YOUR TASK: Starting at the line with "Decode this image" and stopping at the final line, retype the data below exactly; do not carry over any pictures.
**********
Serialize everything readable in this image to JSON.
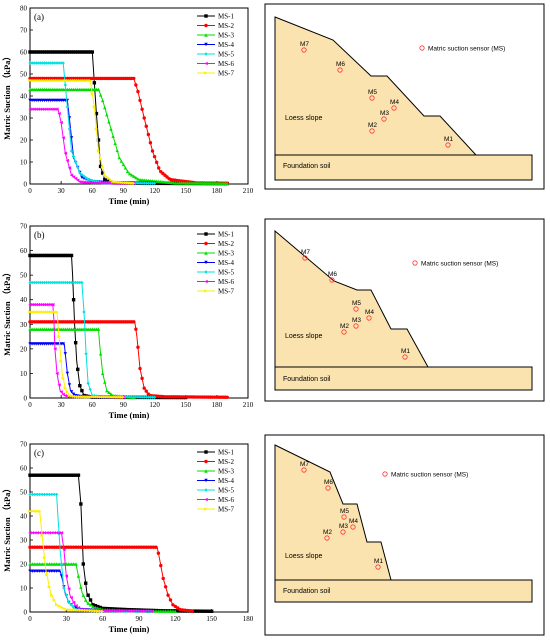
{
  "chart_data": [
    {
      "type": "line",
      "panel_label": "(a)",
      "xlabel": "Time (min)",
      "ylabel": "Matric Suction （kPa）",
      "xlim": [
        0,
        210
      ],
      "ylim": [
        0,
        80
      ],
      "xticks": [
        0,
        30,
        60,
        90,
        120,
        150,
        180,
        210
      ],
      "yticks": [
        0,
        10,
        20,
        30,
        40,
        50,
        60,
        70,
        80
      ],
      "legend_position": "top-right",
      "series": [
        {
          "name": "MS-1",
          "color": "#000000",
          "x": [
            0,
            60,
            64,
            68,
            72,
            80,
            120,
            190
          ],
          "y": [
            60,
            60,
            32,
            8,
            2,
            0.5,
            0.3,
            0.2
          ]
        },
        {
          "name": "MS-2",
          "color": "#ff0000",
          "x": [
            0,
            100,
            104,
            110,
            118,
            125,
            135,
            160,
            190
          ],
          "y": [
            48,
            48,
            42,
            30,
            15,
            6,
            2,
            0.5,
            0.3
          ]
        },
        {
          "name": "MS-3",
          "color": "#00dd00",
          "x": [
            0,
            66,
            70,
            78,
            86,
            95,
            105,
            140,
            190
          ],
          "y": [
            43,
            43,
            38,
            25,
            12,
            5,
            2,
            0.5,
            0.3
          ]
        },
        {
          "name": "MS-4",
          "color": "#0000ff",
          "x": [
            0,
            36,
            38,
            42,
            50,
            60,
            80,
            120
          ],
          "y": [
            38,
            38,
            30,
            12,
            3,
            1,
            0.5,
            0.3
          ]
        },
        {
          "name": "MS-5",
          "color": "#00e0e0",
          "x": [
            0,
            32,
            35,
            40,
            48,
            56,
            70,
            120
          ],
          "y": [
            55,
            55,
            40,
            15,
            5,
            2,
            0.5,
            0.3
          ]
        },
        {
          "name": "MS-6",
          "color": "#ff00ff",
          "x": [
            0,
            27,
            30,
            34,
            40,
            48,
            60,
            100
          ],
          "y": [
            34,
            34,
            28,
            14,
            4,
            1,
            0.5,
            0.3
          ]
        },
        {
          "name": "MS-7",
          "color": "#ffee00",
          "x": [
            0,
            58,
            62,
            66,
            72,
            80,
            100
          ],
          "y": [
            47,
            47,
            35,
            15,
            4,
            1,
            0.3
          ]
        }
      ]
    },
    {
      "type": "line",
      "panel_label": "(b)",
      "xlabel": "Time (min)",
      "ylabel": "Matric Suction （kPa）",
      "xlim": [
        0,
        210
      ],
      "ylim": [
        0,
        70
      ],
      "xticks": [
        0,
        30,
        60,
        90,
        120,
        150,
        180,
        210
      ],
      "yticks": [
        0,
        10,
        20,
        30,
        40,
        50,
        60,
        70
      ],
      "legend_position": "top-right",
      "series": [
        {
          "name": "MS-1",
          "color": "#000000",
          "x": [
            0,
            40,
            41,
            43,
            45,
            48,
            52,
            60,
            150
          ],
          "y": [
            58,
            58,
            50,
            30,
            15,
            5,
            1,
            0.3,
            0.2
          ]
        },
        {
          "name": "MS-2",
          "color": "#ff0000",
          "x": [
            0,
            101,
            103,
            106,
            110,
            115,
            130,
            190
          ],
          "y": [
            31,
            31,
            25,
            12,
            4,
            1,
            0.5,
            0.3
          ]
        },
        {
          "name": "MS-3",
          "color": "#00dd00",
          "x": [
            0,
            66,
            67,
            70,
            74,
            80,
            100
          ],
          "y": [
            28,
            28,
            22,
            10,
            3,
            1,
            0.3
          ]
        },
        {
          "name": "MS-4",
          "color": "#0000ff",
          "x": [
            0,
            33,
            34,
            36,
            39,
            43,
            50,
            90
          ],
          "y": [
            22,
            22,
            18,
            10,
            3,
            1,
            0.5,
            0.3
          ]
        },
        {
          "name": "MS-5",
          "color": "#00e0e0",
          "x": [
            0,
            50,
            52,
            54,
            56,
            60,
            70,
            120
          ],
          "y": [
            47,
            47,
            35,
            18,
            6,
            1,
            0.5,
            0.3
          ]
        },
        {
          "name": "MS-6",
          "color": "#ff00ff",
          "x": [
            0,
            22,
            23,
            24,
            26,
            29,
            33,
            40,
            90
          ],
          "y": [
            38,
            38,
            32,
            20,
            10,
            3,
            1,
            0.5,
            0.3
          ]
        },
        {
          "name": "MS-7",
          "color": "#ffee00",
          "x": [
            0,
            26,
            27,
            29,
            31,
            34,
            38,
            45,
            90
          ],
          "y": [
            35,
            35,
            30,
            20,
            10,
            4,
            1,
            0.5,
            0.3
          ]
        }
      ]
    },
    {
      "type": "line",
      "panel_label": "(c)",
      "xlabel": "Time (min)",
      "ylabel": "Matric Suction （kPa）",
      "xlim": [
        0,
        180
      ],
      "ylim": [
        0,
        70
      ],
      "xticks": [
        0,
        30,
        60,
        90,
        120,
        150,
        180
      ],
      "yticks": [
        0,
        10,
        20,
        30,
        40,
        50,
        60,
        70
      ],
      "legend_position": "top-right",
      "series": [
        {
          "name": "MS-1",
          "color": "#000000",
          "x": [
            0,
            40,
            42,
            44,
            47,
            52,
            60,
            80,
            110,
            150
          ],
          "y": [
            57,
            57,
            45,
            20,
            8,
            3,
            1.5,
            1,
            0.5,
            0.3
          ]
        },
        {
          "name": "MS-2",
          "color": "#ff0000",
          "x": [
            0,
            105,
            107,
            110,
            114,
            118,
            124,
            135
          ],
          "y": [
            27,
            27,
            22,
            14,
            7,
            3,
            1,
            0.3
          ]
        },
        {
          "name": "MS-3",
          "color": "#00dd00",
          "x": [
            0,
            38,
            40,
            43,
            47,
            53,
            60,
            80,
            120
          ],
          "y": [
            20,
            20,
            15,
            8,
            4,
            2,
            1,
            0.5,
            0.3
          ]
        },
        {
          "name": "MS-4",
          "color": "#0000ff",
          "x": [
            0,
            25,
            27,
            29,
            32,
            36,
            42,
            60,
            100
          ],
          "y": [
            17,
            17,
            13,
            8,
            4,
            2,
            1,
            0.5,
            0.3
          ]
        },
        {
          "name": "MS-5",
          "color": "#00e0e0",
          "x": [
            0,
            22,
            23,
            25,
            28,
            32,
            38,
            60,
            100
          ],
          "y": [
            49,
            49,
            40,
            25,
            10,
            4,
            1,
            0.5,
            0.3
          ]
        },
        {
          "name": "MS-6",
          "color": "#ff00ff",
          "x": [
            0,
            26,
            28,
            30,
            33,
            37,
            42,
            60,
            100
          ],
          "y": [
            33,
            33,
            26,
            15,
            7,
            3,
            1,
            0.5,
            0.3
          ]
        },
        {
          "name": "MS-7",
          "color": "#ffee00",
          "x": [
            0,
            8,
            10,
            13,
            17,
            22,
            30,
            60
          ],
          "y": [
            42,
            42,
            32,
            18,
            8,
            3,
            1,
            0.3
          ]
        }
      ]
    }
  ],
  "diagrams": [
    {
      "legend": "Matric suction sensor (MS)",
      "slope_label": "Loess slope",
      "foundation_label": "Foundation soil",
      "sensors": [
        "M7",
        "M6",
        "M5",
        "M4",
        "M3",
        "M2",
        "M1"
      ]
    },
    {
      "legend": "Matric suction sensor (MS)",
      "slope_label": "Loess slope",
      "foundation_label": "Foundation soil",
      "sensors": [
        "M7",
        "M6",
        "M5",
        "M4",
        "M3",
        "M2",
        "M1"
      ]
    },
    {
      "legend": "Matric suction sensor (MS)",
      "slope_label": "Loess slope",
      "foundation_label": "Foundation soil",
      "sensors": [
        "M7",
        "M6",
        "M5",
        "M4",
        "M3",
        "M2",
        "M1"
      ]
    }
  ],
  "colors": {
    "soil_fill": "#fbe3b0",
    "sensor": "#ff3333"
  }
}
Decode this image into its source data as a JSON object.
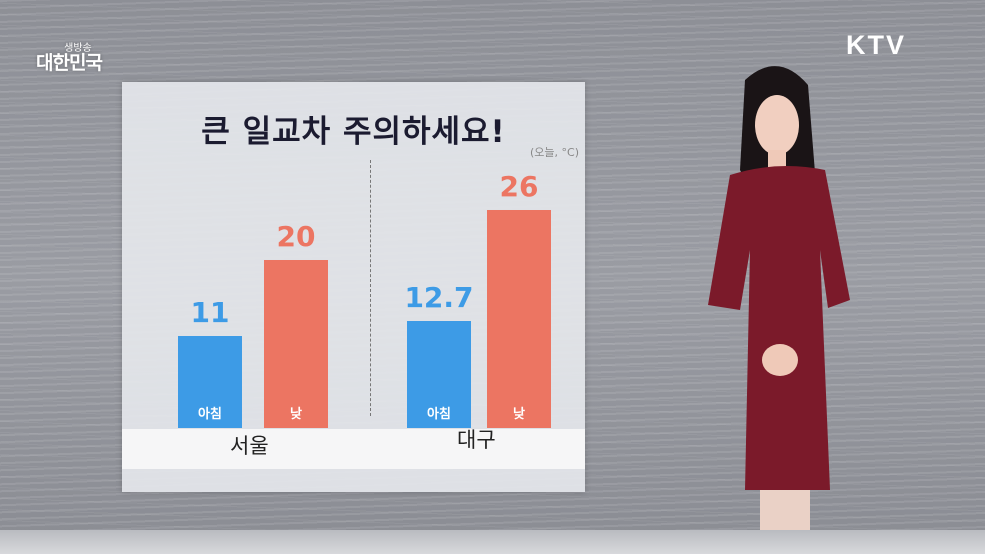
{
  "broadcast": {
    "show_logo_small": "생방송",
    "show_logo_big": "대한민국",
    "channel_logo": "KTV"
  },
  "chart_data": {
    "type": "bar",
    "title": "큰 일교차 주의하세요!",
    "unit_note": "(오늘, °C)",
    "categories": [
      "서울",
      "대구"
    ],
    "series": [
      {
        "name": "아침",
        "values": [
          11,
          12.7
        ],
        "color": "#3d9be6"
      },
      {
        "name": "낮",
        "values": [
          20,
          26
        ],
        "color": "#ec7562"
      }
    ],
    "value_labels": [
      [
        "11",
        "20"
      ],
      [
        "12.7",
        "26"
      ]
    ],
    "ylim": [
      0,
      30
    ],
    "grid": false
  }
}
**********
RESULT OF THIS EXERCISE:
Decode this image into its source data as a JSON object.
{
  "broadcast": {
    "show_logo_small": "생방송",
    "show_logo_big": "대한민국",
    "channel_logo": "KTV"
  },
  "chart_data": {
    "type": "bar",
    "title": "큰 일교차 주의하세요!",
    "unit_note": "(오늘, °C)",
    "categories": [
      "서울",
      "대구"
    ],
    "series": [
      {
        "name": "아침",
        "values": [
          11,
          12.7
        ],
        "color": "#3d9be6"
      },
      {
        "name": "낮",
        "values": [
          20,
          26
        ],
        "color": "#ec7562"
      }
    ],
    "value_labels": [
      [
        "11",
        "20"
      ],
      [
        "12.7",
        "26"
      ]
    ],
    "ylim": [
      0,
      30
    ],
    "grid": false
  }
}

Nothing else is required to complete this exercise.